DIRECTIONS FOR THIS TASK => Check every line of the data below for the string "Analog", and copy the ones that hold it.

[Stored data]
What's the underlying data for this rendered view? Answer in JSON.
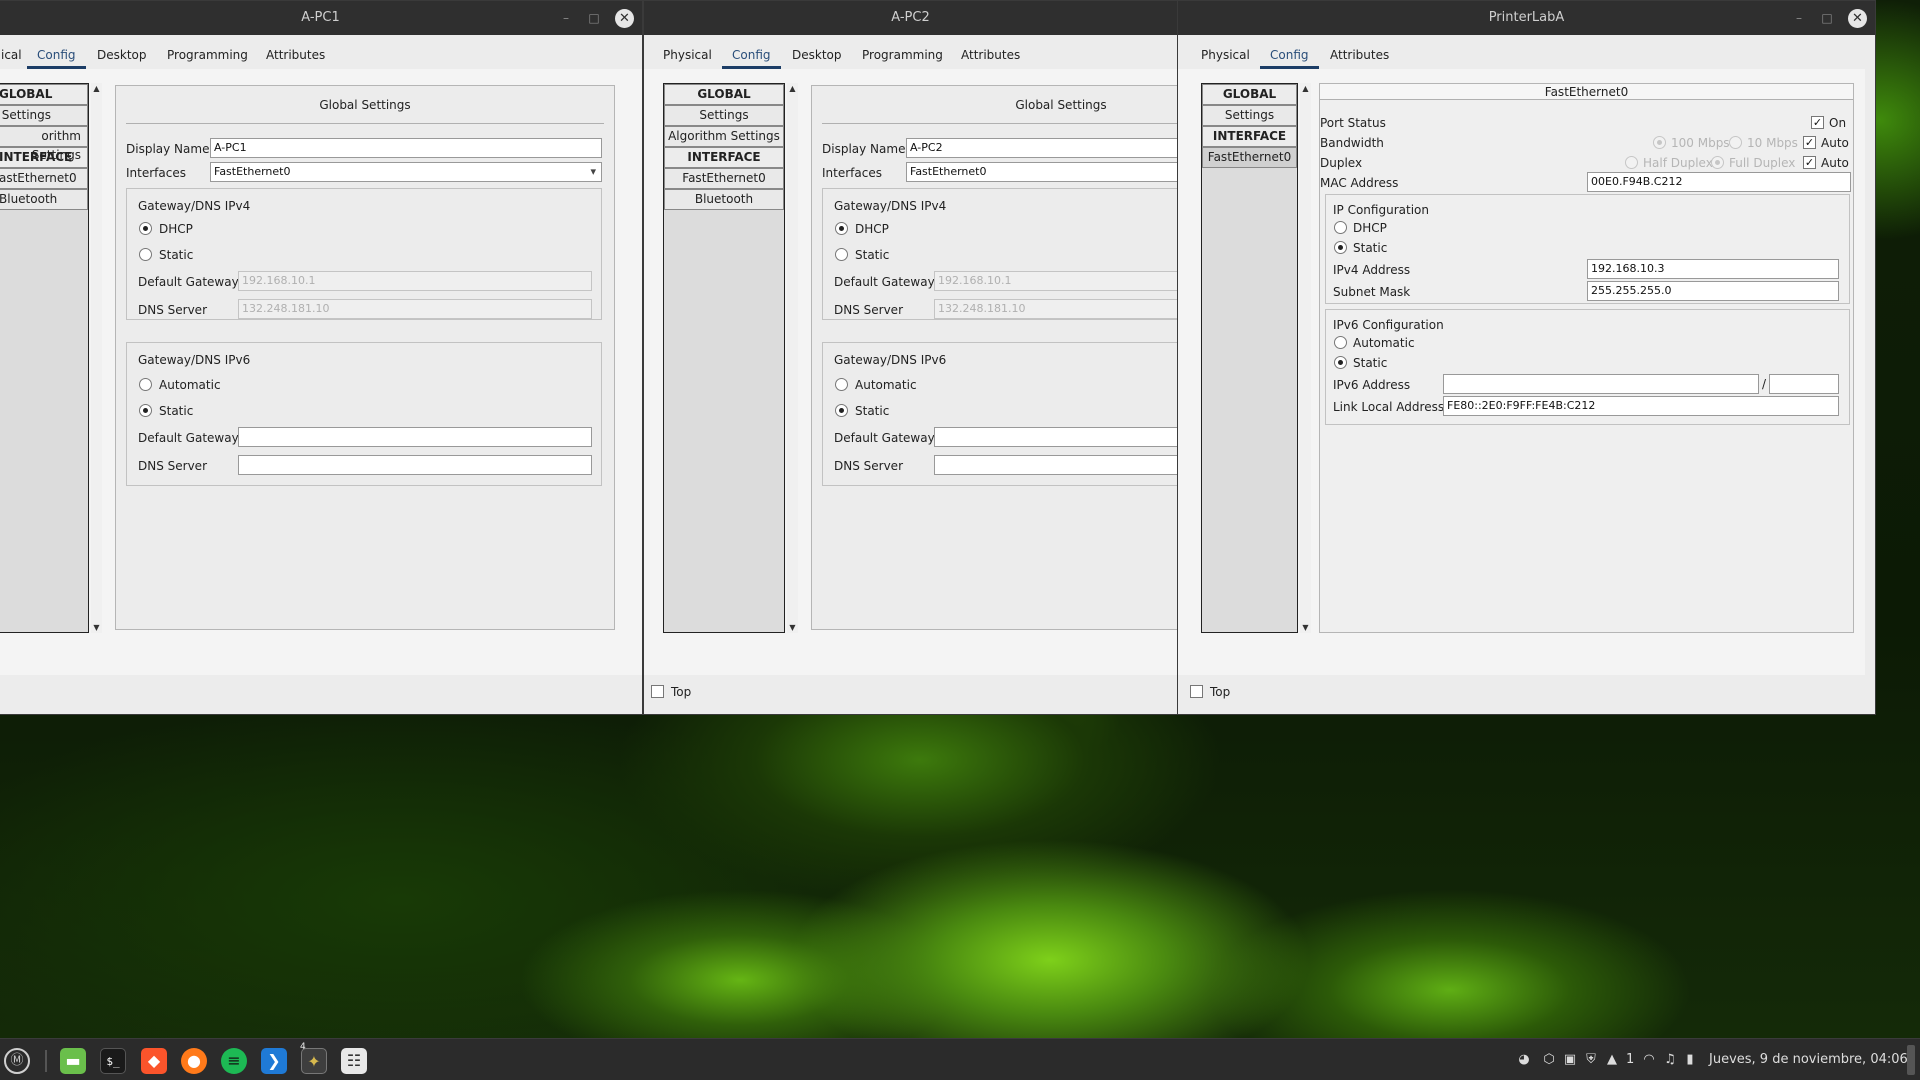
{
  "windows": {
    "apc1": {
      "title": "A-PC1",
      "tabs": [
        "ical",
        "Config",
        "Desktop",
        "Programming",
        "Attributes"
      ],
      "list": [
        "GLOBAL",
        "Settings",
        "orithm Settings",
        "INTERFACE",
        "astEthernet0",
        "Bluetooth"
      ],
      "section_title": "Global Settings",
      "display_name_label": "Display Name",
      "display_name": "A-PC1",
      "interfaces_label": "Interfaces",
      "interface_value": "FastEthernet0",
      "ipv4_title": "Gateway/DNS IPv4",
      "dhcp": "DHCP",
      "static": "Static",
      "default_gateway_label": "Default Gateway",
      "default_gateway": "192.168.10.1",
      "dns_label": "DNS Server",
      "dns": "132.248.181.10",
      "ipv6_title": "Gateway/DNS IPv6",
      "automatic": "Automatic",
      "static6": "Static",
      "default_gateway6_label": "Default Gateway",
      "dns6_label": "DNS Server"
    },
    "apc2": {
      "title": "A-PC2",
      "tabs": [
        "Physical",
        "Config",
        "Desktop",
        "Programming",
        "Attributes"
      ],
      "list": [
        "GLOBAL",
        "Settings",
        "Algorithm Settings",
        "INTERFACE",
        "FastEthernet0",
        "Bluetooth"
      ],
      "section_title": "Global Settings",
      "display_name_label": "Display Name",
      "display_name": "A-PC2",
      "interfaces_label": "Interfaces",
      "interface_value": "FastEthernet0",
      "ipv4_title": "Gateway/DNS IPv4",
      "dhcp": "DHCP",
      "static": "Static",
      "default_gateway_label": "Default Gateway",
      "default_gateway": "192.168.10.1",
      "dns_label": "DNS Server",
      "dns": "132.248.181.10",
      "ipv6_title": "Gateway/DNS IPv6",
      "automatic": "Automatic",
      "static6": "Static",
      "default_gateway6_label": "Default Gateway",
      "dns6_label": "DNS Server",
      "top_label": "Top"
    },
    "printer": {
      "title": "PrinterLabA",
      "tabs": [
        "Physical",
        "Config",
        "Attributes"
      ],
      "list": [
        "GLOBAL",
        "Settings",
        "INTERFACE",
        "FastEthernet0"
      ],
      "section_title": "FastEthernet0",
      "port_status_label": "Port Status",
      "on_label": "On",
      "bandwidth_label": "Bandwidth",
      "bw_100": "100 Mbps",
      "bw_10": "10 Mbps",
      "auto_label": "Auto",
      "duplex_label": "Duplex",
      "half_duplex": "Half Duplex",
      "full_duplex": "Full Duplex",
      "auto_label2": "Auto",
      "mac_label": "MAC Address",
      "mac": "00E0.F94B.C212",
      "ip_config_title": "IP Configuration",
      "dhcp": "DHCP",
      "static": "Static",
      "ipv4_label": "IPv4 Address",
      "ipv4": "192.168.10.3",
      "mask_label": "Subnet Mask",
      "mask": "255.255.255.0",
      "ipv6_config_title": "IPv6 Configuration",
      "automatic": "Automatic",
      "static6": "Static",
      "ipv6_label": "IPv6 Address",
      "slash": "/",
      "link_local_label": "Link Local Address:",
      "link_local": "FE80::2E0:F9FF:FE4B:C212",
      "top_label": "Top"
    }
  },
  "taskbar": {
    "badge": "4",
    "workspace": "1",
    "datetime": "Jueves, 9 de noviembre, 04:06"
  },
  "colors": {
    "titlebar": "#2f2f2f",
    "tab_accent": "#1c3d66",
    "taskbar": "#2b2b2b"
  }
}
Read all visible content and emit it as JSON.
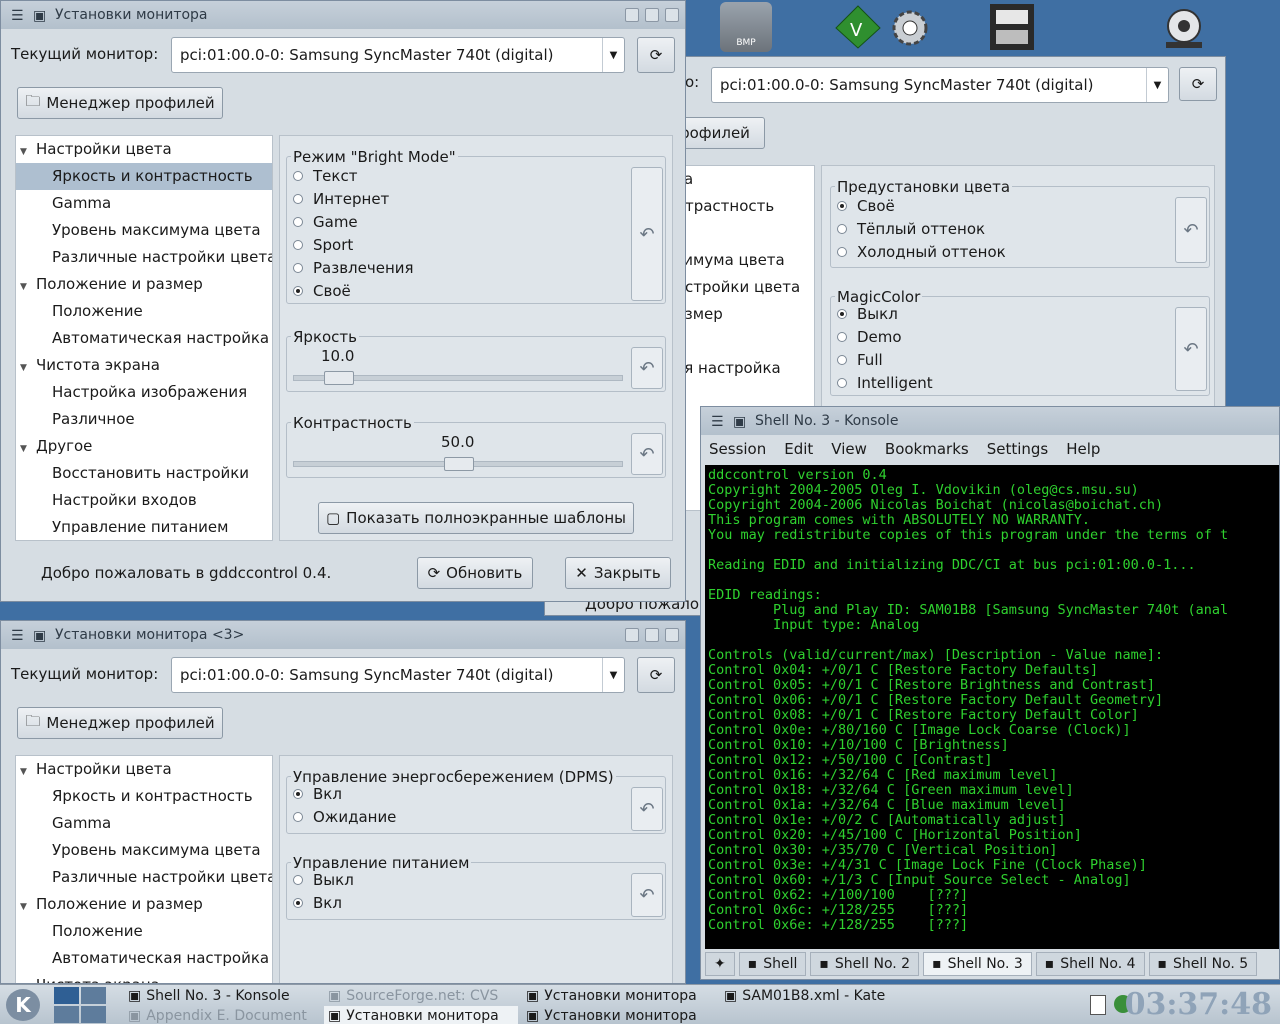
{
  "desktop": {
    "icons": [
      "bmp-icon",
      "vim-icon",
      "settings-icon",
      "film-icon",
      "speaker-icon"
    ],
    "bmp_label": "BMP"
  },
  "win1": {
    "title": "Установки монитора",
    "monitor_label": "Текущий монитор:",
    "monitor_value": "pci:01:00.0-0: Samsung SyncMaster 740t (digital)",
    "profile_manager": "Менеджер профилей",
    "tree": [
      {
        "label": "Настройки цвета",
        "level": 0
      },
      {
        "label": "Яркость и контрастность",
        "level": 1,
        "selected": true
      },
      {
        "label": "Gamma",
        "level": 1
      },
      {
        "label": "Уровень максимума цвета",
        "level": 1
      },
      {
        "label": "Различные настройки цвета",
        "level": 1
      },
      {
        "label": "Положение и размер",
        "level": 0
      },
      {
        "label": "Положение",
        "level": 1
      },
      {
        "label": "Автоматическая настройка",
        "level": 1
      },
      {
        "label": "Чистота экрана",
        "level": 0
      },
      {
        "label": "Настройка изображения",
        "level": 1
      },
      {
        "label": "Различное",
        "level": 1
      },
      {
        "label": "Другое",
        "level": 0
      },
      {
        "label": "Восстановить настройки",
        "level": 1
      },
      {
        "label": "Настройки входов",
        "level": 1
      },
      {
        "label": "Управление питанием",
        "level": 1
      }
    ],
    "bright_mode": {
      "title": "Режим \"Bright Mode\"",
      "options": [
        "Текст",
        "Интернет",
        "Game",
        "Sport",
        "Развлечения",
        "Своё"
      ],
      "selected": 5
    },
    "brightness": {
      "title": "Яркость",
      "value": "10.0",
      "fraction": 0.1
    },
    "contrast": {
      "title": "Контрастность",
      "value": "50.0",
      "fraction": 0.5
    },
    "show_patterns": "Показать полноэкранные шаблоны",
    "status": "Добро пожаловать в gddccontrol 0.4.",
    "refresh": "Обновить",
    "close": "Закрыть"
  },
  "win2": {
    "monitor_label_tail": "o:",
    "monitor_value": "pci:01:00.0-0: Samsung SyncMaster 740t (digital)",
    "profile_tail": "рофилей",
    "tree_tails": [
      "ета",
      "онтрастность",
      "",
      "ксимума цвета",
      "настройки цвета",
      "размер",
      "",
      "кая настройка",
      "а"
    ],
    "presets": {
      "title": "Предустановки цвета",
      "options": [
        "Своё",
        "Тёплый оттенок",
        "Холодный оттенок"
      ],
      "selected": 0
    },
    "magiccolor": {
      "title": "MagicColor",
      "options": [
        "Выкл",
        "Demo",
        "Full",
        "Intelligent"
      ],
      "selected": 0
    },
    "status_tail": "Добро пожалов"
  },
  "win3": {
    "title": "Установки монитора <3>",
    "monitor_label": "Текущий монитор:",
    "monitor_value": "pci:01:00.0-0: Samsung SyncMaster 740t (digital)",
    "profile_manager": "Менеджер профилей",
    "tree": [
      {
        "label": "Настройки цвета",
        "level": 0
      },
      {
        "label": "Яркость и контрастность",
        "level": 1
      },
      {
        "label": "Gamma",
        "level": 1
      },
      {
        "label": "Уровень максимума цвета",
        "level": 1
      },
      {
        "label": "Различные настройки цвета",
        "level": 1
      },
      {
        "label": "Положение и размер",
        "level": 0
      },
      {
        "label": "Положение",
        "level": 1
      },
      {
        "label": "Автоматическая настройка",
        "level": 1
      },
      {
        "label": "Чистота экрана",
        "level": 0
      }
    ],
    "dpms": {
      "title": "Управление энергосбережением (DPMS)",
      "options": [
        "Вкл",
        "Ожидание"
      ],
      "selected": 0
    },
    "power": {
      "title": "Управление питанием",
      "options": [
        "Выкл",
        "Вкл"
      ],
      "selected": 1
    }
  },
  "konsole": {
    "title": "Shell No. 3 - Konsole",
    "menu": [
      "Session",
      "Edit",
      "View",
      "Bookmarks",
      "Settings",
      "Help"
    ],
    "lines": [
      "ddccontrol version 0.4",
      "Copyright 2004-2005 Oleg I. Vdovikin (oleg@cs.msu.su)",
      "Copyright 2004-2006 Nicolas Boichat (nicolas@boichat.ch)",
      "This program comes with ABSOLUTELY NO WARRANTY.",
      "You may redistribute copies of this program under the terms of t",
      "",
      "Reading EDID and initializing DDC/CI at bus pci:01:00.0-1...",
      "",
      "EDID readings:",
      "        Plug and Play ID: SAM01B8 [Samsung SyncMaster 740t (anal",
      "        Input type: Analog",
      "",
      "Controls (valid/current/max) [Description - Value name]:",
      "Control 0x04: +/0/1 C [Restore Factory Defaults]",
      "Control 0x05: +/0/1 C [Restore Brightness and Contrast]",
      "Control 0x06: +/0/1 C [Restore Factory Default Geometry]",
      "Control 0x08: +/0/1 C [Restore Factory Default Color]",
      "Control 0x0e: +/80/160 C [Image Lock Coarse (Clock)]",
      "Control 0x10: +/10/100 C [Brightness]",
      "Control 0x12: +/50/100 C [Contrast]",
      "Control 0x16: +/32/64 C [Red maximum level]",
      "Control 0x18: +/32/64 C [Green maximum level]",
      "Control 0x1a: +/32/64 C [Blue maximum level]",
      "Control 0x1e: +/0/2 C [Automatically adjust]",
      "Control 0x20: +/45/100 C [Horizontal Position]",
      "Control 0x30: +/35/70 C [Vertical Position]",
      "Control 0x3e: +/4/31 C [Image Lock Fine (Clock Phase)]",
      "Control 0x60: +/1/3 C [Input Source Select - Analog]",
      "Control 0x62: +/100/100    [???]",
      "Control 0x6c: +/128/255    [???]",
      "Control 0x6e: +/128/255    [???]"
    ],
    "tabs": [
      "Shell",
      "Shell No. 2",
      "Shell No. 3",
      "Shell No. 4",
      "Shell No. 5"
    ],
    "active_tab": 2
  },
  "taskbar": {
    "items": [
      {
        "label": "Shell No. 3 - Konsole",
        "state": "normal"
      },
      {
        "label": "SourceForge.net: CVS",
        "state": "dim"
      },
      {
        "label": "Установки монитора",
        "state": "normal"
      },
      {
        "label": "SAM01B8.xml - Kate",
        "state": "normal"
      },
      {
        "label": "Appendix E. Document",
        "state": "dim"
      },
      {
        "label": "Установки монитора",
        "state": "active"
      },
      {
        "label": "Установки монитора",
        "state": "normal"
      }
    ],
    "clock": "03:37:48"
  }
}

SOLUTION =>
      "        Input type: Analog",
      "Control 0x60: +/1/3 C [Input Source Select - Analog]",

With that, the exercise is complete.